**PROMPT**
Transcribe the listing word for word.

**Dataset entries on figures**
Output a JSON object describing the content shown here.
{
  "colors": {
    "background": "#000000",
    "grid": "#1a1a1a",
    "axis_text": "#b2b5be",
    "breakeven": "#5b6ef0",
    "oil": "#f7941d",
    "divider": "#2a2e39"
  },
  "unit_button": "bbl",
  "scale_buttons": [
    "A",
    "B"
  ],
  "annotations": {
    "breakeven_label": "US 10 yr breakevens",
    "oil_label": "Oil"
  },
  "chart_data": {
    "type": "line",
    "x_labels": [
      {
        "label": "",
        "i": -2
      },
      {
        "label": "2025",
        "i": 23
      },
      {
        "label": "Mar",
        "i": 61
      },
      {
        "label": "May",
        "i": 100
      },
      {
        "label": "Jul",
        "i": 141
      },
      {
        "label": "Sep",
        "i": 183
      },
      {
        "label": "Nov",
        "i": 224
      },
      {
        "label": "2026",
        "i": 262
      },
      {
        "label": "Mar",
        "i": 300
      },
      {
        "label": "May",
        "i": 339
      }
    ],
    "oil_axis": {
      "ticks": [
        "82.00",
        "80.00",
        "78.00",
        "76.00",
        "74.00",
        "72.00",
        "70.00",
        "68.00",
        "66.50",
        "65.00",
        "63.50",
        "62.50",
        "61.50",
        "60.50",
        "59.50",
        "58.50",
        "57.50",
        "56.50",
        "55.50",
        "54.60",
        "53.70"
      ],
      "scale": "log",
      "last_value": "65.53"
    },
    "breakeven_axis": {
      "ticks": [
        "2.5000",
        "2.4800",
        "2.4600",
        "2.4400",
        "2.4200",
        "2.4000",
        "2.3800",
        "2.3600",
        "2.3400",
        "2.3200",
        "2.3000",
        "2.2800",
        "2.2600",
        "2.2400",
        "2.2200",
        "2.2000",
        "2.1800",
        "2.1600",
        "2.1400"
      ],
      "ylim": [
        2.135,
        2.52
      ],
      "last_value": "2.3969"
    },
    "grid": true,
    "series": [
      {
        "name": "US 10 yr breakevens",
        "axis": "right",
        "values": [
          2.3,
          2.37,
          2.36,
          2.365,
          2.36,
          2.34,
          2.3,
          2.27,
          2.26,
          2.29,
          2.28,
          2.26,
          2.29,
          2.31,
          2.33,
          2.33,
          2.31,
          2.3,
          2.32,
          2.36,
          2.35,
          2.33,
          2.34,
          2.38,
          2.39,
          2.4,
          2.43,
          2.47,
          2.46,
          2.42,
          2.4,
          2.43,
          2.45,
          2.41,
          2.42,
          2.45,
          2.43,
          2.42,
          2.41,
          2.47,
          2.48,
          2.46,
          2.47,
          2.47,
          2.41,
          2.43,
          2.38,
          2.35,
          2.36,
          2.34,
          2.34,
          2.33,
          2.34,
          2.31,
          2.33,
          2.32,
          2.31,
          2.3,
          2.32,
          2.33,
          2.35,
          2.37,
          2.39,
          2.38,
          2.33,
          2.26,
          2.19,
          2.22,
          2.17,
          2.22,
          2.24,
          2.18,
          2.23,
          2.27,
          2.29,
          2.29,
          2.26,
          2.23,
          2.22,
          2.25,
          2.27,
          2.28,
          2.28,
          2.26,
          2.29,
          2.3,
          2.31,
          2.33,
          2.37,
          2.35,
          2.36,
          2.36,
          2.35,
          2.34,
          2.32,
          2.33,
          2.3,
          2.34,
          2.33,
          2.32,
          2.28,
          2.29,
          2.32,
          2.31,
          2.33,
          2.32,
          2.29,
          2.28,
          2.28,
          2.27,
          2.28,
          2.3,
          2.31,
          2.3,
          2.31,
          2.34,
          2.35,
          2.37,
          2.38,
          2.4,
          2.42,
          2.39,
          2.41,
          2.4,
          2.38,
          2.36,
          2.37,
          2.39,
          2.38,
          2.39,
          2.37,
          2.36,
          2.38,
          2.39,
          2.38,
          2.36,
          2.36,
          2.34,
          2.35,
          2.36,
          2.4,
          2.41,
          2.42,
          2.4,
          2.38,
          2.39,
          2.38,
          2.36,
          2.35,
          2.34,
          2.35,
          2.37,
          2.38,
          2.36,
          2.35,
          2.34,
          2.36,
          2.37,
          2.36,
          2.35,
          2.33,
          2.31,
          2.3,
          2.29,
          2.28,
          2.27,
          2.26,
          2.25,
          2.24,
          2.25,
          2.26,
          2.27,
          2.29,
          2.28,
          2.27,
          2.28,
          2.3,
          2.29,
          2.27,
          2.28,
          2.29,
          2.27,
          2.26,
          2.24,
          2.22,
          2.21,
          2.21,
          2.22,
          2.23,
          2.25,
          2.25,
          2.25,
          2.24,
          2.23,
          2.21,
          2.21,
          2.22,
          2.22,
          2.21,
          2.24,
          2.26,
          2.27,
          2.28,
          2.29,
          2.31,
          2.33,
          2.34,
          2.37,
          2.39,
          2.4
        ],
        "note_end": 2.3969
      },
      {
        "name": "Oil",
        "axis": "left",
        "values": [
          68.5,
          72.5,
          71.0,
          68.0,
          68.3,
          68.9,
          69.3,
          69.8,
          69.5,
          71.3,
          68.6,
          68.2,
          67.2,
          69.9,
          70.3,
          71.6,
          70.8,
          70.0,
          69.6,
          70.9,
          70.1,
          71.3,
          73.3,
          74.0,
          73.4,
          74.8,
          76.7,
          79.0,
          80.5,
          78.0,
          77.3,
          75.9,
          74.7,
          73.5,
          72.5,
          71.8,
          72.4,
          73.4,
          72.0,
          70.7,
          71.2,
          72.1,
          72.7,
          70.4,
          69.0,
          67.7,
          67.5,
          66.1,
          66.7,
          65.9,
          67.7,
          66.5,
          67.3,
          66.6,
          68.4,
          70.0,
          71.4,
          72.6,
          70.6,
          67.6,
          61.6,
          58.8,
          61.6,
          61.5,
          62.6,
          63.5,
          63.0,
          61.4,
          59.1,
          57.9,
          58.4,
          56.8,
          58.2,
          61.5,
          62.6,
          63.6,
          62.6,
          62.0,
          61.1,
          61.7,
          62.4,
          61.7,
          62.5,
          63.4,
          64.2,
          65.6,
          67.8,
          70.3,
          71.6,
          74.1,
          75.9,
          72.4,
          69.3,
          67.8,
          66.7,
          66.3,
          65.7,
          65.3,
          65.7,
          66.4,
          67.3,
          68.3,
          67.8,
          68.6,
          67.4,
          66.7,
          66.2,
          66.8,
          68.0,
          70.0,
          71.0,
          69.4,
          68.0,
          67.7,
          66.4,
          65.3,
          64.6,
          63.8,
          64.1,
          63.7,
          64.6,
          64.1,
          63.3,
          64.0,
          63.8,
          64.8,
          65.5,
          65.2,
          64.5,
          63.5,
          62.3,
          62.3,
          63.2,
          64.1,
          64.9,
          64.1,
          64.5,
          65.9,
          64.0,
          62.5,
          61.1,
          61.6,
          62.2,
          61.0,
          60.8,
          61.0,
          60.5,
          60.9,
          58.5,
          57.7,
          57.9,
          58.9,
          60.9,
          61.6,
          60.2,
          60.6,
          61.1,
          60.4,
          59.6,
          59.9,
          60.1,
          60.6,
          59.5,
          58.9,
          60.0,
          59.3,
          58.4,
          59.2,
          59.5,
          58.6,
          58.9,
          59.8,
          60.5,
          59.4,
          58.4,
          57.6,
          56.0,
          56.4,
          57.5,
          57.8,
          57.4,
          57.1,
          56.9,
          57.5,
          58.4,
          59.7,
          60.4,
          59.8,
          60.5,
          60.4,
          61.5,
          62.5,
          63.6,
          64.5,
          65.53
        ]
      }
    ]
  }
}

**CORRECT ANSWER**
Output a JSON object describing the content shown here.
{
  "colors": {
    "background": "#000000",
    "grid": "#1a1a1a",
    "axis_text": "#b2b5be",
    "breakeven": "#5b6ef0",
    "oil": "#f7941d",
    "divider": "#2a2e39"
  },
  "unit_button": "bbl",
  "scale_buttons": [
    "A",
    "B"
  ],
  "annotations": {
    "breakeven_label": "US 10 yr breakevens",
    "oil_label": "Oil"
  },
  "chart_data": {
    "type": "line",
    "x_labels": [
      {
        "label": "",
        "i": -2
      },
      {
        "label": "2025",
        "i": 23
      },
      {
        "label": "Mar",
        "i": 61
      },
      {
        "label": "May",
        "i": 100
      },
      {
        "label": "Jul",
        "i": 141
      },
      {
        "label": "Sep",
        "i": 183
      },
      {
        "label": "Nov",
        "i": 224
      },
      {
        "label": "2026",
        "i": 262
      },
      {
        "label": "Mar",
        "i": 300
      },
      {
        "label": "May",
        "i": 339
      }
    ],
    "oil_axis": {
      "ticks": [
        "82.00",
        "80.00",
        "78.00",
        "76.00",
        "74.00",
        "72.00",
        "70.00",
        "68.00",
        "66.50",
        "65.00",
        "63.50",
        "62.50",
        "61.50",
        "60.50",
        "59.50",
        "58.50",
        "57.50",
        "56.50",
        "55.50",
        "54.60",
        "53.70"
      ],
      "scale": "log",
      "last_value": "65.53"
    },
    "breakeven_axis": {
      "ticks": [
        "2.5000",
        "2.4800",
        "2.4600",
        "2.4400",
        "2.4200",
        "2.4000",
        "2.3800",
        "2.3600",
        "2.3400",
        "2.3200",
        "2.3000",
        "2.2800",
        "2.2600",
        "2.2400",
        "2.2200",
        "2.2000",
        "2.1800",
        "2.1600",
        "2.1400"
      ],
      "ylim": [
        2.135,
        2.52
      ],
      "last_value": "2.3969"
    },
    "grid": true,
    "series": [
      {
        "name": "US 10 yr breakevens",
        "axis": "right",
        "values": [
          2.3,
          2.37,
          2.36,
          2.365,
          2.36,
          2.34,
          2.3,
          2.27,
          2.26,
          2.29,
          2.28,
          2.26,
          2.29,
          2.31,
          2.33,
          2.33,
          2.31,
          2.3,
          2.32,
          2.36,
          2.35,
          2.33,
          2.34,
          2.38,
          2.39,
          2.4,
          2.43,
          2.47,
          2.46,
          2.42,
          2.4,
          2.43,
          2.45,
          2.41,
          2.42,
          2.45,
          2.43,
          2.42,
          2.41,
          2.47,
          2.48,
          2.46,
          2.47,
          2.47,
          2.41,
          2.43,
          2.38,
          2.35,
          2.36,
          2.34,
          2.34,
          2.33,
          2.34,
          2.31,
          2.33,
          2.32,
          2.31,
          2.3,
          2.32,
          2.33,
          2.35,
          2.37,
          2.39,
          2.38,
          2.33,
          2.26,
          2.19,
          2.22,
          2.17,
          2.22,
          2.24,
          2.18,
          2.23,
          2.27,
          2.29,
          2.29,
          2.26,
          2.23,
          2.22,
          2.25,
          2.27,
          2.28,
          2.28,
          2.26,
          2.29,
          2.3,
          2.31,
          2.33,
          2.37,
          2.35,
          2.36,
          2.36,
          2.35,
          2.34,
          2.32,
          2.33,
          2.3,
          2.34,
          2.33,
          2.32,
          2.28,
          2.29,
          2.32,
          2.31,
          2.33,
          2.32,
          2.29,
          2.28,
          2.28,
          2.27,
          2.28,
          2.3,
          2.31,
          2.3,
          2.31,
          2.34,
          2.35,
          2.37,
          2.38,
          2.4,
          2.42,
          2.39,
          2.41,
          2.4,
          2.38,
          2.36,
          2.37,
          2.39,
          2.38,
          2.39,
          2.37,
          2.36,
          2.38,
          2.39,
          2.38,
          2.36,
          2.36,
          2.34,
          2.35,
          2.36,
          2.4,
          2.41,
          2.42,
          2.4,
          2.38,
          2.39,
          2.38,
          2.36,
          2.35,
          2.34,
          2.35,
          2.37,
          2.38,
          2.36,
          2.35,
          2.34,
          2.36,
          2.37,
          2.36,
          2.35,
          2.33,
          2.31,
          2.3,
          2.29,
          2.28,
          2.27,
          2.26,
          2.25,
          2.24,
          2.25,
          2.26,
          2.27,
          2.29,
          2.28,
          2.27,
          2.28,
          2.3,
          2.29,
          2.27,
          2.28,
          2.29,
          2.27,
          2.26,
          2.24,
          2.22,
          2.21,
          2.21,
          2.22,
          2.23,
          2.25,
          2.25,
          2.25,
          2.24,
          2.23,
          2.21,
          2.21,
          2.22,
          2.22,
          2.21,
          2.24,
          2.26,
          2.27,
          2.28,
          2.29,
          2.31,
          2.33,
          2.34,
          2.37,
          2.39,
          2.4
        ],
        "note_end": 2.3969
      },
      {
        "name": "Oil",
        "axis": "left",
        "values": [
          68.5,
          72.5,
          71.0,
          68.0,
          68.3,
          68.9,
          69.3,
          69.8,
          69.5,
          71.3,
          68.6,
          68.2,
          67.2,
          69.9,
          70.3,
          71.6,
          70.8,
          70.0,
          69.6,
          70.9,
          70.1,
          71.3,
          73.3,
          74.0,
          73.4,
          74.8,
          76.7,
          79.0,
          80.5,
          78.0,
          77.3,
          75.9,
          74.7,
          73.5,
          72.5,
          71.8,
          72.4,
          73.4,
          72.0,
          70.7,
          71.2,
          72.1,
          72.7,
          70.4,
          69.0,
          67.7,
          67.5,
          66.1,
          66.7,
          65.9,
          67.7,
          66.5,
          67.3,
          66.6,
          68.4,
          70.0,
          71.4,
          72.6,
          70.6,
          67.6,
          61.6,
          58.8,
          61.6,
          61.5,
          62.6,
          63.5,
          63.0,
          61.4,
          59.1,
          57.9,
          58.4,
          56.8,
          58.2,
          61.5,
          62.6,
          63.6,
          62.6,
          62.0,
          61.1,
          61.7,
          62.4,
          61.7,
          62.5,
          63.4,
          64.2,
          65.6,
          67.8,
          70.3,
          71.6,
          74.1,
          75.9,
          72.4,
          69.3,
          67.8,
          66.7,
          66.3,
          65.7,
          65.3,
          65.7,
          66.4,
          67.3,
          68.3,
          67.8,
          68.6,
          67.4,
          66.7,
          66.2,
          66.8,
          68.0,
          70.0,
          71.0,
          69.4,
          68.0,
          67.7,
          66.4,
          65.3,
          64.6,
          63.8,
          64.1,
          63.7,
          64.6,
          64.1,
          63.3,
          64.0,
          63.8,
          64.8,
          65.5,
          65.2,
          64.5,
          63.5,
          62.3,
          62.3,
          63.2,
          64.1,
          64.9,
          64.1,
          64.5,
          65.9,
          64.0,
          62.5,
          61.1,
          61.6,
          62.2,
          61.0,
          60.8,
          61.0,
          60.5,
          60.9,
          58.5,
          57.7,
          57.9,
          58.9,
          60.9,
          61.6,
          60.2,
          60.6,
          61.1,
          60.4,
          59.6,
          59.9,
          60.1,
          60.6,
          59.5,
          58.9,
          60.0,
          59.3,
          58.4,
          59.2,
          59.5,
          58.6,
          58.9,
          59.8,
          60.5,
          59.4,
          58.4,
          57.6,
          56.0,
          56.4,
          57.5,
          57.8,
          57.4,
          57.1,
          56.9,
          57.5,
          58.4,
          59.7,
          60.4,
          59.8,
          60.5,
          60.4,
          61.5,
          62.5,
          63.6,
          64.5,
          65.53
        ]
      }
    ]
  }
}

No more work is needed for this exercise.